Return all the entries exactly, keeping pictures out.

####

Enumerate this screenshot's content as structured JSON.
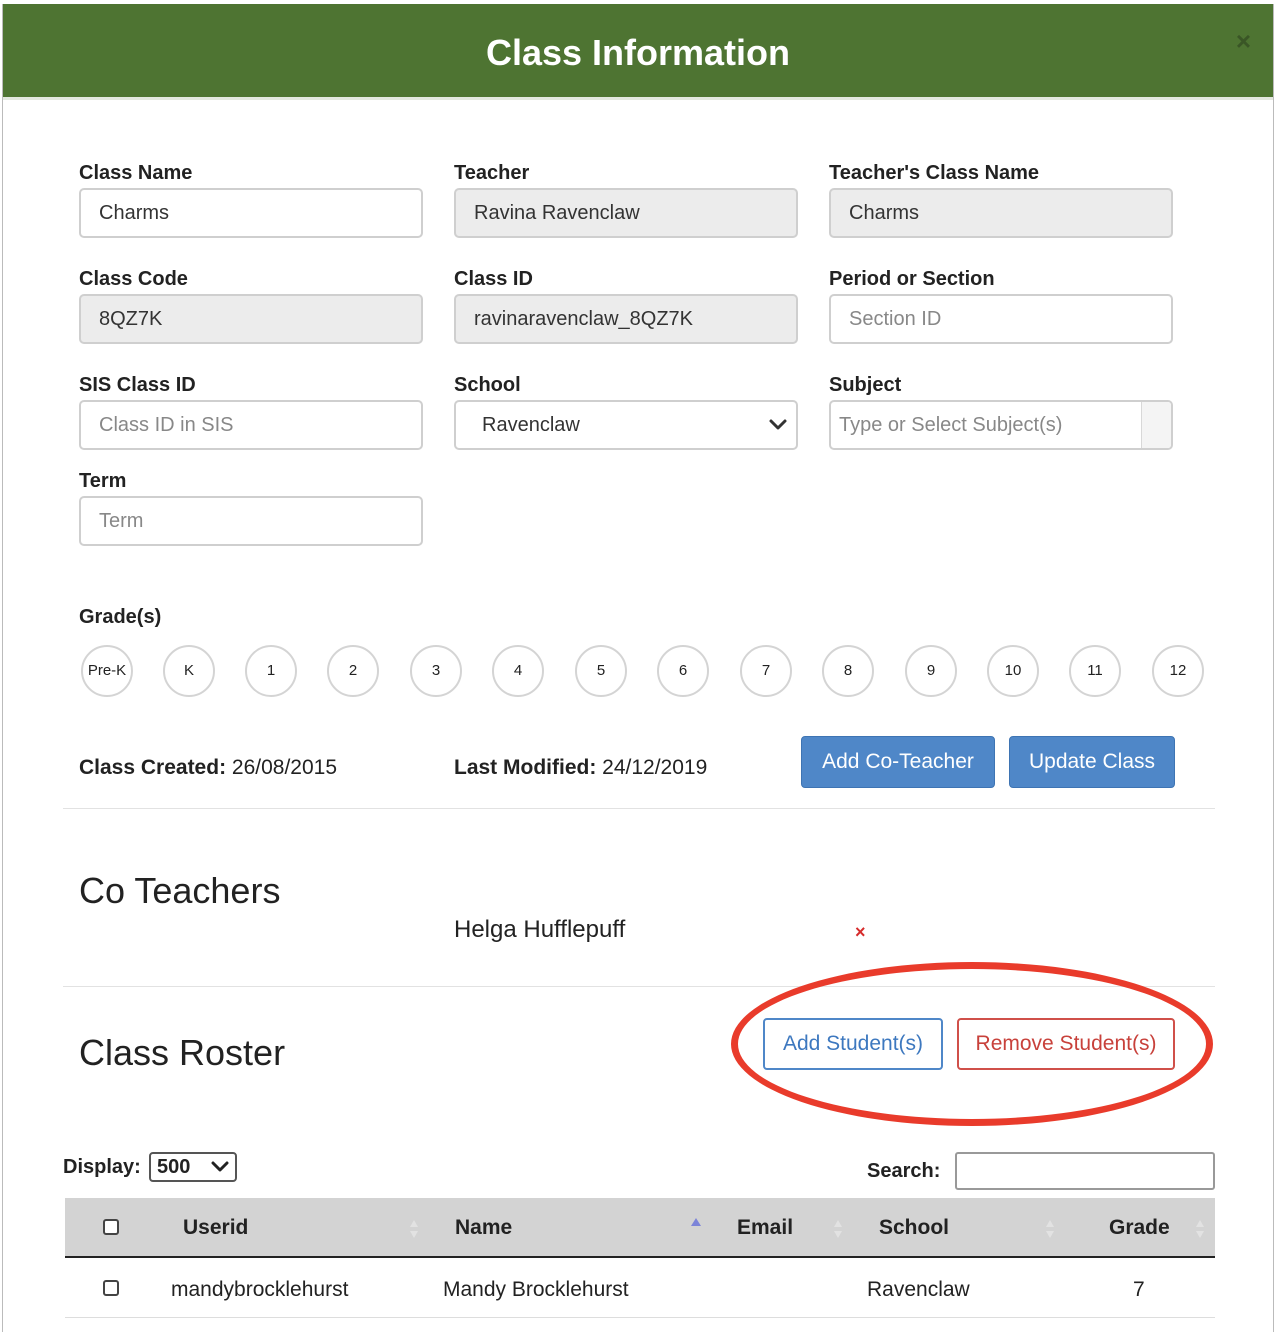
{
  "modal": {
    "title": "Class Information",
    "close_symbol": "×"
  },
  "fields": {
    "class_name": {
      "label": "Class Name",
      "value": "Charms"
    },
    "teacher": {
      "label": "Teacher",
      "value": "Ravina Ravenclaw"
    },
    "teachers_class_name": {
      "label": "Teacher's Class Name",
      "value": "Charms"
    },
    "class_code": {
      "label": "Class Code",
      "value": "8QZ7K"
    },
    "class_id": {
      "label": "Class ID",
      "value": "ravinaravenclaw_8QZ7K"
    },
    "period_or_section": {
      "label": "Period or Section",
      "placeholder": "Section ID"
    },
    "sis_class_id": {
      "label": "SIS Class ID",
      "placeholder": "Class ID in SIS"
    },
    "school": {
      "label": "School",
      "selected": "Ravenclaw"
    },
    "subject": {
      "label": "Subject",
      "placeholder": "Type or Select Subject(s)"
    },
    "term": {
      "label": "Term",
      "placeholder": "Term"
    }
  },
  "grades": {
    "label": "Grade(s)",
    "items": [
      "Pre-K",
      "K",
      "1",
      "2",
      "3",
      "4",
      "5",
      "6",
      "7",
      "8",
      "9",
      "10",
      "11",
      "12"
    ]
  },
  "meta": {
    "created_label": "Class Created:",
    "created_value": "26/08/2015",
    "modified_label": "Last Modified:",
    "modified_value": "24/12/2019"
  },
  "buttons": {
    "add_co_teacher": "Add Co-Teacher",
    "update_class": "Update Class",
    "add_students": "Add Student(s)",
    "remove_students": "Remove Student(s)"
  },
  "co_teachers": {
    "title": "Co Teachers",
    "items": [
      {
        "name": "Helga Hufflepuff",
        "remove_symbol": "×"
      }
    ]
  },
  "roster": {
    "title": "Class Roster",
    "display_label": "Display:",
    "display_value": "500",
    "search_label": "Search:",
    "columns": [
      "Userid",
      "Name",
      "Email",
      "School",
      "Grade"
    ],
    "rows": [
      {
        "userid": "mandybrocklehurst",
        "name": "Mandy Brocklehurst",
        "email": "",
        "school": "Ravenclaw",
        "grade": "7"
      }
    ]
  },
  "colors": {
    "header_green": "#4e7432",
    "primary_blue": "#4f87c8",
    "danger_red": "#c8413b",
    "highlight_ellipse": "#e93b2b"
  },
  "icons": {
    "close": "close-icon",
    "select_caret": "chevron-down-icon",
    "sort": "sort-icon",
    "sort_asc": "sort-asc-icon",
    "remove": "remove-icon"
  }
}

####

Final answer:
Enumerate this screenshot's content as structured JSON.
{
  "modal": {
    "title": "Class Information",
    "close_symbol": "×"
  },
  "fields": {
    "class_name": {
      "label": "Class Name",
      "value": "Charms"
    },
    "teacher": {
      "label": "Teacher",
      "value": "Ravina Ravenclaw"
    },
    "teachers_class_name": {
      "label": "Teacher's Class Name",
      "value": "Charms"
    },
    "class_code": {
      "label": "Class Code",
      "value": "8QZ7K"
    },
    "class_id": {
      "label": "Class ID",
      "value": "ravinaravenclaw_8QZ7K"
    },
    "period_or_section": {
      "label": "Period or Section",
      "placeholder": "Section ID"
    },
    "sis_class_id": {
      "label": "SIS Class ID",
      "placeholder": "Class ID in SIS"
    },
    "school": {
      "label": "School",
      "selected": "Ravenclaw"
    },
    "subject": {
      "label": "Subject",
      "placeholder": "Type or Select Subject(s)"
    },
    "term": {
      "label": "Term",
      "placeholder": "Term"
    }
  },
  "grades": {
    "label": "Grade(s)",
    "items": [
      "Pre-K",
      "K",
      "1",
      "2",
      "3",
      "4",
      "5",
      "6",
      "7",
      "8",
      "9",
      "10",
      "11",
      "12"
    ]
  },
  "meta": {
    "created_label": "Class Created:",
    "created_value": "26/08/2015",
    "modified_label": "Last Modified:",
    "modified_value": "24/12/2019"
  },
  "buttons": {
    "add_co_teacher": "Add Co-Teacher",
    "update_class": "Update Class",
    "add_students": "Add Student(s)",
    "remove_students": "Remove Student(s)"
  },
  "co_teachers": {
    "title": "Co Teachers",
    "items": [
      {
        "name": "Helga Hufflepuff",
        "remove_symbol": "×"
      }
    ]
  },
  "roster": {
    "title": "Class Roster",
    "display_label": "Display:",
    "display_value": "500",
    "search_label": "Search:",
    "columns": [
      "Userid",
      "Name",
      "Email",
      "School",
      "Grade"
    ],
    "rows": [
      {
        "userid": "mandybrocklehurst",
        "name": "Mandy Brocklehurst",
        "email": "",
        "school": "Ravenclaw",
        "grade": "7"
      }
    ]
  },
  "colors": {
    "header_green": "#4e7432",
    "primary_blue": "#4f87c8",
    "danger_red": "#c8413b",
    "highlight_ellipse": "#e93b2b"
  },
  "icons": {
    "close": "close-icon",
    "select_caret": "chevron-down-icon",
    "sort": "sort-icon",
    "sort_asc": "sort-asc-icon",
    "remove": "remove-icon"
  }
}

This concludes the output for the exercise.